_Text excerpt_
· · ·

US GAO - Current and Future Availability of Airline Pilots

The U.S. GAO released a study on the "Current and Future Availability of Airline Pilots."

What GAO Found

GAO found mixed evidence regarding the extent of a shortage of airline pilots, although regional airlines have reported difficulties finding sufficient numbers of qualified pilots over the past year. Specifically, looking at broad economic indicators, airline pilots have experienced a low unemployment rate—the most direct measure of a labor shortage; however, both employment and earnings have decreased since 2000, suggesting that demand for these occupations has not outstripped supply. Looking forward, industry forecasts and the Bureau of Labor Statistics' employment projections suggest the need for pilots to be between roughly 1,900 and 4,500 pilots per year, on average, over the next decade, which is consistent with airlines' reported expectations for hiring over this period. Yet studies GAO reviewed examining whether the future supply of pilots will be sufficient to meet this need had varying conclusions. Two studies point to the large number of qualified pilots that exists, but who may be working abroad, in the military, or in another occupation, as evidence that there is adequate supply. However, whether these pilots choose to seek employment with U.S. airlines depends on the extent to which pilot job opportunities arise, and on the wages and benefits airlines offer. Another study concludes that future supply will be insufficient, absent any actions taken, largely resulting from accelerating costs of pilot education and training. Such costs deter individuals from pursuing a pilot career. Pilot schools that GAO interviewed reported fewer students entering their programs resulting from concerns over the high costs of education and low entry-level pay at regional airlines. As airlines have recently started hiring, nearly all of the regional airlines that GAO interviewed reported difficulties finding sufficient numbers of qualified entry-level first officers. However, mainline airlines, because they hire from the ranks of experienced pilots, have not reported similar concerns, although some mainline airlines expressed concerns that entry-level hiring problems could affect their regional airline partners' ability to provide service to some locations.

Airlines are taking several actions to attract and retain qualified commercial airline pilots. For example, airlines that GAO interviewed have increased recruiting efforts, and developed partnerships with schools to provide incentives and clearer career paths for new pilots. Some regional airlines have offered new first officers signing bonuses or tuition reimbursement to attract more pilots. However, some airlines found these actions insufficient to attract more pilots, and some actions, such as raising wages, have associated costs that have implications for the industry. Airline representatives and pilot schools suggested FAA could do more to give credit for various kinds of flight experience in order to meet the higher flight-hour requirement, and could consider developing alternative pathways to becoming an airline pilot. Stakeholders were also concerned that available financial assistance may not be sufficient, given the high costs of pilot training and relatively low entry-level wages.

· · ·

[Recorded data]

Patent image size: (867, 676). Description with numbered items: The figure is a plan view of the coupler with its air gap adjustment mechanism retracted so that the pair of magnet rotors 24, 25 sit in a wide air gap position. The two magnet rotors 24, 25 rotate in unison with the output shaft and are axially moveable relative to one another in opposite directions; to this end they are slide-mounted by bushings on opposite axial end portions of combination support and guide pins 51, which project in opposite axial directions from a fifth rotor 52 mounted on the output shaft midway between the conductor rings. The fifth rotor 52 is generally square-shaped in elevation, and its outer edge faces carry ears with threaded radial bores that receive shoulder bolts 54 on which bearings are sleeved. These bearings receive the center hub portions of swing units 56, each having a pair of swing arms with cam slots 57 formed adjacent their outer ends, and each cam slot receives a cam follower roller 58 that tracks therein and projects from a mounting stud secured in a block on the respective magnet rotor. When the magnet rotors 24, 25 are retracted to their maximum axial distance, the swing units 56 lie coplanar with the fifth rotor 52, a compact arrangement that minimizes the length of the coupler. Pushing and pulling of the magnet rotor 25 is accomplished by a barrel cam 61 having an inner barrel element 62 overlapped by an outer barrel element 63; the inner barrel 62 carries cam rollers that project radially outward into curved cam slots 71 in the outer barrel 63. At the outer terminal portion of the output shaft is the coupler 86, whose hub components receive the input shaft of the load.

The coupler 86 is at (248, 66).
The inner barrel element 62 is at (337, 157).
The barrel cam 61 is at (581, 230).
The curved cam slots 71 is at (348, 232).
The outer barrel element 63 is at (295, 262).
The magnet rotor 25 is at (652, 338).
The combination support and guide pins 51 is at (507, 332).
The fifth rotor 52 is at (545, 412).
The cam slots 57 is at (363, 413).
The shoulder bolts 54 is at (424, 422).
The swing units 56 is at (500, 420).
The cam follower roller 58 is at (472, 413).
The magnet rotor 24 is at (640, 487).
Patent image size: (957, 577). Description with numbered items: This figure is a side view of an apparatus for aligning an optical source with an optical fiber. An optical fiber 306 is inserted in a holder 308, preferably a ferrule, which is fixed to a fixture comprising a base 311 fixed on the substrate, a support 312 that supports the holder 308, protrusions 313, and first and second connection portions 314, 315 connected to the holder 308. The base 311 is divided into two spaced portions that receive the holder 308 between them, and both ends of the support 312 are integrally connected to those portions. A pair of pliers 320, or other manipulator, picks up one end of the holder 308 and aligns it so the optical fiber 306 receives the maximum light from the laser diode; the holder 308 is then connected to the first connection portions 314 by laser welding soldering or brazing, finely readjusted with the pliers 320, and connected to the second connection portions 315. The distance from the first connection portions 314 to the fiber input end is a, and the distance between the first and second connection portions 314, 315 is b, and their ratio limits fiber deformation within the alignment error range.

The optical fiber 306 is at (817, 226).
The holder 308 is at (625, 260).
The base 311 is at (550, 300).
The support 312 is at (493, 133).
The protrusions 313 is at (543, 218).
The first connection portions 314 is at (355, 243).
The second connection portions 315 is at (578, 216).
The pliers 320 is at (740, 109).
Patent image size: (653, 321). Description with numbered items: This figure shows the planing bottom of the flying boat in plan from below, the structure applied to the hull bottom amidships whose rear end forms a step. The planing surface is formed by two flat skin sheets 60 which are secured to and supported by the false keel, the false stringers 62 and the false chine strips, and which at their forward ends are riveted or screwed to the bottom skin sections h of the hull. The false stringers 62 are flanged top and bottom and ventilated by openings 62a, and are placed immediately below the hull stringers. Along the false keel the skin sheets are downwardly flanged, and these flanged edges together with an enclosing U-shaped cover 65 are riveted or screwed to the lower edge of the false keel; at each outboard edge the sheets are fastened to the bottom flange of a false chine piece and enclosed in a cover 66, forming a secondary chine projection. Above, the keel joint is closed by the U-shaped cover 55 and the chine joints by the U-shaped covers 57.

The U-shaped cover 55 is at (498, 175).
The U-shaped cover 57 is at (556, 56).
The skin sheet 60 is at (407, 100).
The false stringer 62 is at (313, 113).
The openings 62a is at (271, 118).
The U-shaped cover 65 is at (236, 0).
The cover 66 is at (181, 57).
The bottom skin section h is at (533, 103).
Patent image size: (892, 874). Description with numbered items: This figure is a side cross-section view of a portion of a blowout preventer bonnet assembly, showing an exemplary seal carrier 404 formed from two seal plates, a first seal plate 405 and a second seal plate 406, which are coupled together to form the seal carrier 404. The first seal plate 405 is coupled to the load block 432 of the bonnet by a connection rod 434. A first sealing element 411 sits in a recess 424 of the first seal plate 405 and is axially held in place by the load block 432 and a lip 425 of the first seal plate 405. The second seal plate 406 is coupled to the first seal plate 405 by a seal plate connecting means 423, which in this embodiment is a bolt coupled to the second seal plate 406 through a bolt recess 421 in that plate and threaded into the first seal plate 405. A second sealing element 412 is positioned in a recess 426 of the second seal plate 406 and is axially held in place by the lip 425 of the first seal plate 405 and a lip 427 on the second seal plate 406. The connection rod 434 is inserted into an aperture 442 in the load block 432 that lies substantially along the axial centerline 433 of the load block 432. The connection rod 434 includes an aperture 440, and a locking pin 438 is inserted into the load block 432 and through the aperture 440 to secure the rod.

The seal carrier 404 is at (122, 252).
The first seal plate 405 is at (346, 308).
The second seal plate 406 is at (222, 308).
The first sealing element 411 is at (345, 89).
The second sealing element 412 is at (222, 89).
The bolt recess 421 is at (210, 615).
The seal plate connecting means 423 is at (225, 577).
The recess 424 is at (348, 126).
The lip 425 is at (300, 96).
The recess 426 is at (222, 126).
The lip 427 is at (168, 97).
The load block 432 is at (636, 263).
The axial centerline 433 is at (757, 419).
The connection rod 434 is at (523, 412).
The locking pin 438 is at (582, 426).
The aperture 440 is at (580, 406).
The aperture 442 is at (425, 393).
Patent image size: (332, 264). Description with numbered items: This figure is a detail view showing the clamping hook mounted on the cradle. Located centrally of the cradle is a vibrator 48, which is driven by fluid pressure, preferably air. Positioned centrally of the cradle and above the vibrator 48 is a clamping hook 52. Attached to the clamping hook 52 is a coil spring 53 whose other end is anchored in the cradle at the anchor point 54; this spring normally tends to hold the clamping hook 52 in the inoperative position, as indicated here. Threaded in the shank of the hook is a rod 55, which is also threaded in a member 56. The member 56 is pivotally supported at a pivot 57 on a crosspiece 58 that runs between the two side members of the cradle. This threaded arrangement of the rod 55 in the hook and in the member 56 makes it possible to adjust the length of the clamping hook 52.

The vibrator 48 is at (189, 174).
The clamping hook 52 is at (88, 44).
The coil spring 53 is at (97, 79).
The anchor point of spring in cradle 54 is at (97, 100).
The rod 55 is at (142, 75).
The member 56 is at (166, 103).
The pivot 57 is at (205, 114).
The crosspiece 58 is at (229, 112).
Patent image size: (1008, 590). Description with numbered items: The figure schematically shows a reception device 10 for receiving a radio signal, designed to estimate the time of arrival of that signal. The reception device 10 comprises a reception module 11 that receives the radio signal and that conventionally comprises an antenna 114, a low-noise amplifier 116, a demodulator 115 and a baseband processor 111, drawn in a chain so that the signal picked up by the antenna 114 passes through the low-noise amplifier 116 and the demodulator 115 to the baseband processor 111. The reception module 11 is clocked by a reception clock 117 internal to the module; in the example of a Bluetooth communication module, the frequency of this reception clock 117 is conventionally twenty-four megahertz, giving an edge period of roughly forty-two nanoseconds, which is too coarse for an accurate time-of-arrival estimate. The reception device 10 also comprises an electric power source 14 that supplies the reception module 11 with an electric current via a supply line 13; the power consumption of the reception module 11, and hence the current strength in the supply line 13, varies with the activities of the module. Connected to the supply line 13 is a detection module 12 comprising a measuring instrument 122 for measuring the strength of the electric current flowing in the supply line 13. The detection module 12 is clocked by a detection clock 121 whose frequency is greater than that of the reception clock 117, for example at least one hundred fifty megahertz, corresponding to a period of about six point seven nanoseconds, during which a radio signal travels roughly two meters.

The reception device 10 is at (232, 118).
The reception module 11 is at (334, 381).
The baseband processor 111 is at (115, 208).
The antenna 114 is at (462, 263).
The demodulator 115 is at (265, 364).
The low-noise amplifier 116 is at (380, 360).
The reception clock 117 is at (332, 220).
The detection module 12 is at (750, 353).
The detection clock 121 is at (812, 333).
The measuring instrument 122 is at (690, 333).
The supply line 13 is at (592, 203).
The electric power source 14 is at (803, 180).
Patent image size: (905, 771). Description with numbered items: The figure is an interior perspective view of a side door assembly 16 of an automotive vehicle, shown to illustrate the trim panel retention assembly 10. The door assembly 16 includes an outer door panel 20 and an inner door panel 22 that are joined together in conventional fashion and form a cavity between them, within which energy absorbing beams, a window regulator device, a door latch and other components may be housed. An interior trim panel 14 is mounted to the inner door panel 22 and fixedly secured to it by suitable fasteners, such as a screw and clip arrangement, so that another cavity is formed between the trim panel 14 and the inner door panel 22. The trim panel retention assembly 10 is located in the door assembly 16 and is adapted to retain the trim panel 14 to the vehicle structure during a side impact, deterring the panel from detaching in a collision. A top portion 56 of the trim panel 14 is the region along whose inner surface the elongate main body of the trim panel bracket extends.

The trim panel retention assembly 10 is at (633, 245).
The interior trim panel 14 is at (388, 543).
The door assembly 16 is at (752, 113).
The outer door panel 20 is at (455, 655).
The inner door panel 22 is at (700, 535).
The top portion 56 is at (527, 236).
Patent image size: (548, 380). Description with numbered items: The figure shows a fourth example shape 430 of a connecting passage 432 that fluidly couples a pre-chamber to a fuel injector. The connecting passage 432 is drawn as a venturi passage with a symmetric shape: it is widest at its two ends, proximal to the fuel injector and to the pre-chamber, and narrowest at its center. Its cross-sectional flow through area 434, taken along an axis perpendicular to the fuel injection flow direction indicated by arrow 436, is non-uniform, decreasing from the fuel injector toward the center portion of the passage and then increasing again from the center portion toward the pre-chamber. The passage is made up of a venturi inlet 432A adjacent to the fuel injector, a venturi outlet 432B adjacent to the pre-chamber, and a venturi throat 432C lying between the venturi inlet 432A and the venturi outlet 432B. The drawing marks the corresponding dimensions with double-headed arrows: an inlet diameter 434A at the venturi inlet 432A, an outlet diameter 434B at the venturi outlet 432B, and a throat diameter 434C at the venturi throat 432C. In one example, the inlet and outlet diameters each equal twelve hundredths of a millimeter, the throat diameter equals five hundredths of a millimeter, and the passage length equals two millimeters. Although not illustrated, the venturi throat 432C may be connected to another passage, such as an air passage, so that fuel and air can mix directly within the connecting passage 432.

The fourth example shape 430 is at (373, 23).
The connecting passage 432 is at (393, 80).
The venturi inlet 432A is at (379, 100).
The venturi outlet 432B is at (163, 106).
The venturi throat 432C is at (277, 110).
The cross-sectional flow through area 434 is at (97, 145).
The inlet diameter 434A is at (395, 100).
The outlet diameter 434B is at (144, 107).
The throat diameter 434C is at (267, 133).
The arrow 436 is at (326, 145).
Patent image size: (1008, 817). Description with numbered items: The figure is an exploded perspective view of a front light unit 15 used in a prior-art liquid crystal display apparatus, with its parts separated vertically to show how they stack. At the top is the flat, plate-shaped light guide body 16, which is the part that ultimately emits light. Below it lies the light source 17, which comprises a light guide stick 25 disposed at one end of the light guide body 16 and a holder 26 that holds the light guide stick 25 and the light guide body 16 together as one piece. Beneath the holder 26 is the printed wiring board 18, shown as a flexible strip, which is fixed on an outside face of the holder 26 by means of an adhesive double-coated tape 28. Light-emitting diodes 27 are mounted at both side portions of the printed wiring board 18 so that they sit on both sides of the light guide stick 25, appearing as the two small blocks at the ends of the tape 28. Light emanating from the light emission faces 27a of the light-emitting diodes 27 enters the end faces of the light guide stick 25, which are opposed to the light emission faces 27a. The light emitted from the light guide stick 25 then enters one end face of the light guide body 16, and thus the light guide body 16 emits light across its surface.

· · ·

According to the GAO pilot study, what range of pilots per year do industry forecasts and Bureau of Labor Statistics projections suggest will be needed, on average, over the next decade?

Between roughly 1,900 and 4,500 pilots per year.